● Aim
Quote, without change, all of the lines that follow.

::::

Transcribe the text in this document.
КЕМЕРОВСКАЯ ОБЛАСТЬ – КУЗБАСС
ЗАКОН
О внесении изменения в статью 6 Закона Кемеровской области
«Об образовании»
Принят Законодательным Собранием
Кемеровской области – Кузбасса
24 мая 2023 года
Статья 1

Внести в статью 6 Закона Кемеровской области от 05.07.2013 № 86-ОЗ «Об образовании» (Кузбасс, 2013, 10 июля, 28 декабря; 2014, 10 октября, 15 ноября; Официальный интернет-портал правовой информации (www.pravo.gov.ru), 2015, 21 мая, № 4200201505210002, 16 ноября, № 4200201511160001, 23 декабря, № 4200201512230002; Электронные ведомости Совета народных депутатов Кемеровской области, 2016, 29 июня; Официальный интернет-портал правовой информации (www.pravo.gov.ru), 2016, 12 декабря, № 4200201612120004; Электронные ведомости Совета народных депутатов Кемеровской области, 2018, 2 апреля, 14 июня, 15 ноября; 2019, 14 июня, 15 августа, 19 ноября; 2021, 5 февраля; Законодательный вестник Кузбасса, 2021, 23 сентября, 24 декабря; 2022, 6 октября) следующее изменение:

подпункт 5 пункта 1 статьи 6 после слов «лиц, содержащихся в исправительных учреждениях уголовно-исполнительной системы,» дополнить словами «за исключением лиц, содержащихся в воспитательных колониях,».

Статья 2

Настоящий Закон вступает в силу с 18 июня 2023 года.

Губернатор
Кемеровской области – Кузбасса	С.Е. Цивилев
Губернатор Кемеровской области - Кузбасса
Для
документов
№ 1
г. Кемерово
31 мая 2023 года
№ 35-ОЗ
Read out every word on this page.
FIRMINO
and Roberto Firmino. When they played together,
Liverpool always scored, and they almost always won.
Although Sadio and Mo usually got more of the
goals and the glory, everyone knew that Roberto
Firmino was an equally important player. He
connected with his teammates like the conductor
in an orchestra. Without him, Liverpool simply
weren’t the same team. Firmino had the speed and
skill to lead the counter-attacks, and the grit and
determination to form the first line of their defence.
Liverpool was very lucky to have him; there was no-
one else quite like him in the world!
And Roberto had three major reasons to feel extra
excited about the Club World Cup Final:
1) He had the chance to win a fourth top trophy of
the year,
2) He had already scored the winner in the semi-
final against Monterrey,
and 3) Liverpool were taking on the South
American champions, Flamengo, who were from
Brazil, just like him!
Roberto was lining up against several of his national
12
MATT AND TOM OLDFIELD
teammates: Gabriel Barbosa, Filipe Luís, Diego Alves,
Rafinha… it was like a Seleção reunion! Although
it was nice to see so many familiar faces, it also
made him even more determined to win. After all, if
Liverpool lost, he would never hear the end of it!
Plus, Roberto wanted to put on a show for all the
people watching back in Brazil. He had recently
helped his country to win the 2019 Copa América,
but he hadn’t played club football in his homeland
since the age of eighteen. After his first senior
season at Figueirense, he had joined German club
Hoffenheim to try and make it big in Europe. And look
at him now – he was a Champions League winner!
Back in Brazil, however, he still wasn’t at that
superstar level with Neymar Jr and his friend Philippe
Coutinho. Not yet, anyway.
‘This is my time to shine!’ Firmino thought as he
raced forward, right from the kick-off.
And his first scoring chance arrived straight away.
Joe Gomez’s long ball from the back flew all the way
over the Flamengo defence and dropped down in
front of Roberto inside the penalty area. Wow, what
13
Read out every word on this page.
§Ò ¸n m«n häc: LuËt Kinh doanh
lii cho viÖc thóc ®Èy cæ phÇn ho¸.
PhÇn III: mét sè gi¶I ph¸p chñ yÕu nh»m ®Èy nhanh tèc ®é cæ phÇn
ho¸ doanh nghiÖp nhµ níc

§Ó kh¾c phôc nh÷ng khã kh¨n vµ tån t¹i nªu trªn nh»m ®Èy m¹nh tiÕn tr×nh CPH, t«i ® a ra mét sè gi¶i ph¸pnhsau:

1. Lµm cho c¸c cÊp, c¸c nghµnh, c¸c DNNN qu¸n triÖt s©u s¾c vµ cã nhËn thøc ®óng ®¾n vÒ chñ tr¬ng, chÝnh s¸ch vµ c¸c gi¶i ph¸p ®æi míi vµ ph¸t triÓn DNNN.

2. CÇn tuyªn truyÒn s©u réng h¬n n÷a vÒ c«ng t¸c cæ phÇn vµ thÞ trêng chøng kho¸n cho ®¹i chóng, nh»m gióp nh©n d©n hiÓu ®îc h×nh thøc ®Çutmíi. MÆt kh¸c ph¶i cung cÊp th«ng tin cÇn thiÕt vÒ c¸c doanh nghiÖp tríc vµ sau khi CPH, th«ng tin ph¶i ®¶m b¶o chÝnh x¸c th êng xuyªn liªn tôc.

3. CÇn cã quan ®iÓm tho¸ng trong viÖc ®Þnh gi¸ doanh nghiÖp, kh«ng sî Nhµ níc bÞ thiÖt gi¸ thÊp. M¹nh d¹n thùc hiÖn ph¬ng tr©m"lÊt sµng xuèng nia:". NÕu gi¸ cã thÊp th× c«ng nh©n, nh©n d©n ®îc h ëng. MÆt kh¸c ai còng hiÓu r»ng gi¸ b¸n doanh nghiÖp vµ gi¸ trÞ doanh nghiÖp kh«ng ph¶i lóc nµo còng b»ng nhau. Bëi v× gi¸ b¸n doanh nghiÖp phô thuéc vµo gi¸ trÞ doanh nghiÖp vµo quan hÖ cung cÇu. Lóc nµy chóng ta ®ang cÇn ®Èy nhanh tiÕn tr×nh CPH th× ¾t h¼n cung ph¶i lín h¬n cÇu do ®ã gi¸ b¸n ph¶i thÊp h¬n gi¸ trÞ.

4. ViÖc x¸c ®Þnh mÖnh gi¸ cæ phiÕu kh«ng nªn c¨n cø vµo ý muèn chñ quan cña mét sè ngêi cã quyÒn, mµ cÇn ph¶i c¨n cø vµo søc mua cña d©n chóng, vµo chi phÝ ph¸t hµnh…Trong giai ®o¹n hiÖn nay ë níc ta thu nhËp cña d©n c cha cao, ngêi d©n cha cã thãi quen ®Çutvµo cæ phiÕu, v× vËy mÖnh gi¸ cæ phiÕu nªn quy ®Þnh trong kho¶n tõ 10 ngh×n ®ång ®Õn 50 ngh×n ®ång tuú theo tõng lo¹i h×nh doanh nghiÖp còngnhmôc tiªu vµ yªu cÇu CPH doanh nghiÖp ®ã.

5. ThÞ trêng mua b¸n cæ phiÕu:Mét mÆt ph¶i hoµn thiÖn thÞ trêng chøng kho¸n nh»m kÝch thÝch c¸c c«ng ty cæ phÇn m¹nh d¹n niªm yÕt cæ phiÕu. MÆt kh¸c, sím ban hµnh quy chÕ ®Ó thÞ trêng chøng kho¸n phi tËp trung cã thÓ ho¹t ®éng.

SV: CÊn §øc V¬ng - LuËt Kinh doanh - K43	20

::::

● Result
Transcribe the text in this document.
КЕМЕРОВСКАЯ ОБЛАСТЬ – КУЗБАСС
ЗАКОН
О внесении изменения в статью 6 Закона Кемеровской области
«Об образовании»
Принят Законодательным Собранием
Кемеровской области – Кузбасса
24 мая 2023 года
Статья 1

Внести в статью 6 Закона Кемеровской области от 05.07.2013 № 86-ОЗ «Об образовании» (Кузбасс, 2013, 10 июля, 28 декабря; 2014, 10 октября, 15 ноября; Официальный интернет-портал правовой информации (www.pravo.gov.ru), 2015, 21 мая, № 4200201505210002, 16 ноября, № 4200201511160001, 23 декабря, № 4200201512230002; Электронные ведомости Совета народных депутатов Кемеровской области, 2016, 29 июня; Официальный интернет-портал правовой информации (www.pravo.gov.ru), 2016, 12 декабря, № 4200201612120004; Электронные ведомости Совета народных депутатов Кемеровской области, 2018, 2 апреля, 14 июня, 15 ноября; 2019, 14 июня, 15 августа, 19 ноября; 2021, 5 февраля; Законодательный вестник Кузбасса, 2021, 23 сентября, 24 декабря; 2022, 6 октября) следующее изменение:

подпункт 5 пункта 1 статьи 6 после слов «лиц, содержащихся в исправительных учреждениях уголовно-исполнительной системы,» дополнить словами «за исключением лиц, содержащихся в воспитательных колониях,».

Статья 2

Настоящий Закон вступает в силу с 18 июня 2023 года.

Губернатор
Кемеровской области – Кузбасса	С.Е. Цивилев
Губернатор Кемеровской области - Кузбасса
Для
документов
№ 1
г. Кемерово
31 мая 2023 года
№ 35-ОЗ
Read out every word on this page.
FIRMINO
and Roberto Firmino. When they played together,
Liverpool always scored, and they almost always won.
Although Sadio and Mo usually got more of the
goals and the glory, everyone knew that Roberto
Firmino was an equally important player. He
connected with his teammates like the conductor
in an orchestra. Without him, Liverpool simply
weren’t the same team. Firmino had the speed and
skill to lead the counter-attacks, and the grit and
determination to form the first line of their defence.
Liverpool was very lucky to have him; there was no-
one else quite like him in the world!
And Roberto had three major reasons to feel extra
excited about the Club World Cup Final:
1) He had the chance to win a fourth top trophy of
the year,
2) He had already scored the winner in the semi-
final against Monterrey,
and 3) Liverpool were taking on the South
American champions, Flamengo, who were from
Brazil, just like him!
Roberto was lining up against several of his national
12
MATT AND TOM OLDFIELD
teammates: Gabriel Barbosa, Filipe Luís, Diego Alves,
Rafinha… it was like a Seleção reunion! Although
it was nice to see so many familiar faces, it also
made him even more determined to win. After all, if
Liverpool lost, he would never hear the end of it!
Plus, Roberto wanted to put on a show for all the
people watching back in Brazil. He had recently
helped his country to win the 2019 Copa América,
but he hadn’t played club football in his homeland
since the age of eighteen. After his first senior
season at Figueirense, he had joined German club
Hoffenheim to try and make it big in Europe. And look
at him now – he was a Champions League winner!
Back in Brazil, however, he still wasn’t at that
superstar level with Neymar Jr and his friend Philippe
Coutinho. Not yet, anyway.
‘This is my time to shine!’ Firmino thought as he
raced forward, right from the kick-off.
And his first scoring chance arrived straight away.
Joe Gomez’s long ball from the back flew all the way
over the Flamengo defence and dropped down in
front of Roberto inside the penalty area. Wow, what
13
Read out every word on this page.
§Ò ¸n m«n häc: LuËt Kinh doanh
lii cho viÖc thóc ®Èy cæ phÇn ho¸.
PhÇn III: mét sè gi¶I ph¸p chñ yÕu nh»m ®Èy nhanh tèc ®é cæ phÇn
ho¸ doanh nghiÖp nhµ níc

§Ó kh¾c phôc nh÷ng khã kh¨n vµ tån t¹i nªu trªn nh»m ®Èy m¹nh tiÕn tr×nh CPH, t«i ® a ra mét sè gi¶i ph¸pnhsau:

1. Lµm cho c¸c cÊp, c¸c nghµnh, c¸c DNNN qu¸n triÖt s©u s¾c vµ cã nhËn thøc ®óng ®¾n vÒ chñ tr¬ng, chÝnh s¸ch vµ c¸c gi¶i ph¸p ®æi míi vµ ph¸t triÓn DNNN.

2. CÇn tuyªn truyÒn s©u réng h¬n n÷a vÒ c«ng t¸c cæ phÇn vµ thÞ trêng chøng kho¸n cho ®¹i chóng, nh»m gióp nh©n d©n hiÓu ®îc h×nh thøc ®Çutmíi. MÆt kh¸c ph¶i cung cÊp th«ng tin cÇn thiÕt vÒ c¸c doanh nghiÖp tríc vµ sau khi CPH, th«ng tin ph¶i ®¶m b¶o chÝnh x¸c th êng xuyªn liªn tôc.

3. CÇn cã quan ®iÓm tho¸ng trong viÖc ®Þnh gi¸ doanh nghiÖp, kh«ng sî Nhµ níc bÞ thiÖt gi¸ thÊp. M¹nh d¹n thùc hiÖn ph¬ng tr©m"lÊt sµng xuèng nia:". NÕu gi¸ cã thÊp th× c«ng nh©n, nh©n d©n ®îc h ëng. MÆt kh¸c ai còng hiÓu r»ng gi¸ b¸n doanh nghiÖp vµ gi¸ trÞ doanh nghiÖp kh«ng ph¶i lóc nµo còng b»ng nhau. Bëi v× gi¸ b¸n doanh nghiÖp phô thuéc vµo gi¸ trÞ doanh nghiÖp vµo quan hÖ cung cÇu. Lóc nµy chóng ta ®ang cÇn ®Èy nhanh tiÕn tr×nh CPH th× ¾t h¼n cung ph¶i lín h¬n cÇu do ®ã gi¸ b¸n ph¶i thÊp h¬n gi¸ trÞ.

4. ViÖc x¸c ®Þnh mÖnh gi¸ cæ phiÕu kh«ng nªn c¨n cø vµo ý muèn chñ quan cña mét sè ngêi cã quyÒn, mµ cÇn ph¶i c¨n cø vµo søc mua cña d©n chóng, vµo chi phÝ ph¸t hµnh…Trong giai ®o¹n hiÖn nay ë níc ta thu nhËp cña d©n c cha cao, ngêi d©n cha cã thãi quen ®Çutvµo cæ phiÕu, v× vËy mÖnh gi¸ cæ phiÕu nªn quy ®Þnh trong kho¶n tõ 10 ngh×n ®ång ®Õn 50 ngh×n ®ång tuú theo tõng lo¹i h×nh doanh nghiÖp còngnhmôc tiªu vµ yªu cÇu CPH doanh nghiÖp ®ã.

5. ThÞ trêng mua b¸n cæ phiÕu:Mét mÆt ph¶i hoµn thiÖn thÞ trêng chøng kho¸n nh»m kÝch thÝch c¸c c«ng ty cæ phÇn m¹nh d¹n niªm yÕt cæ phiÕu. MÆt kh¸c, sím ban hµnh quy chÕ ®Ó thÞ trêng chøng kho¸n phi tËp trung cã thÓ ho¹t ®éng.

SV: CÊn §øc V¬ng - LuËt Kinh doanh - K43	20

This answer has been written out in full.